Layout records

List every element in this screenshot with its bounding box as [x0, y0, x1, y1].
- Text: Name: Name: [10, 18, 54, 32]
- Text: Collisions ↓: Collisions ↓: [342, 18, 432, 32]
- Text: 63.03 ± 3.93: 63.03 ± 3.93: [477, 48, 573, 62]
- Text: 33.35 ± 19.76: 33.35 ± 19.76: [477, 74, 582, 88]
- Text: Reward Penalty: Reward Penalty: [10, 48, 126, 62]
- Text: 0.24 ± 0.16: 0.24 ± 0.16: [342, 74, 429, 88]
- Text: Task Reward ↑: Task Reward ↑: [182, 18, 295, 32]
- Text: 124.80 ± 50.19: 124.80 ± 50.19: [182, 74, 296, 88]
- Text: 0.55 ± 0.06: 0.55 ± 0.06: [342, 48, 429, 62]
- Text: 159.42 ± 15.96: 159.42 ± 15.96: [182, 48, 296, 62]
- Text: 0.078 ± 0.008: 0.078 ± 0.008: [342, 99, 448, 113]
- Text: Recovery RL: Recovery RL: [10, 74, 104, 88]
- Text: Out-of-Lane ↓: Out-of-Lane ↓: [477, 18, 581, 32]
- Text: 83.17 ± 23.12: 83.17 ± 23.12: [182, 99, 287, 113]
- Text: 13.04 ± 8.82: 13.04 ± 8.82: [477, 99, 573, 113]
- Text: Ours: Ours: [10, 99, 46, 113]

Written exercise => Format the rows above as a Markdown table with the columns Number and Record line, putting each row's number in the first column and its line in the second, and leaving out blank lines.

Correct output =>
| Number | Record line |
|---|---|
| 1 | List every element in this screenshot with its bounding box as [x0, y0, x1, y1]. |
| 2 | - Text: Name: Name: [10, 18, 54, 32] |
| 3 | - Text: Collisions ↓: Collisions ↓: [342, 18, 432, 32] |
| 4 | - Text: 63.03 ± 3.93: 63.03 ± 3.93: [477, 48, 573, 62] |
| 5 | - Text: 33.35 ± 19.76: 33.35 ± 19.76: [477, 74, 582, 88] |
| 6 | - Text: Reward Penalty: Reward Penalty: [10, 48, 126, 62] |
| 7 | - Text: 0.24 ± 0.16: 0.24 ± 0.16: [342, 74, 429, 88] |
| 8 | - Text: Task Reward ↑: Task Reward ↑: [182, 18, 295, 32] |
| 9 | - Text: 124.80 ± 50.19: 124.80 ± 50.19: [182, 74, 296, 88] |
| 10 | - Text: 0.55 ± 0.06: 0.55 ± 0.06: [342, 48, 429, 62] |
| 11 | - Text: 159.42 ± 15.96: 159.42 ± 15.96: [182, 48, 296, 62] |
| 12 | - Text: 0.078 ± 0.008: 0.078 ± 0.008: [342, 99, 448, 113] |
| 13 | - Text: Recovery RL: Recovery RL: [10, 74, 104, 88] |
| 14 | - Text: Out-of-Lane ↓: Out-of-Lane ↓: [477, 18, 581, 32] |
| 15 | - Text: 83.17 ± 23.12: 83.17 ± 23.12: [182, 99, 287, 113] |
| 16 | - Text: 13.04 ± 8.82: 13.04 ± 8.82: [477, 99, 573, 113] |
| 17 | - Text: Ours: Ours: [10, 99, 46, 113] |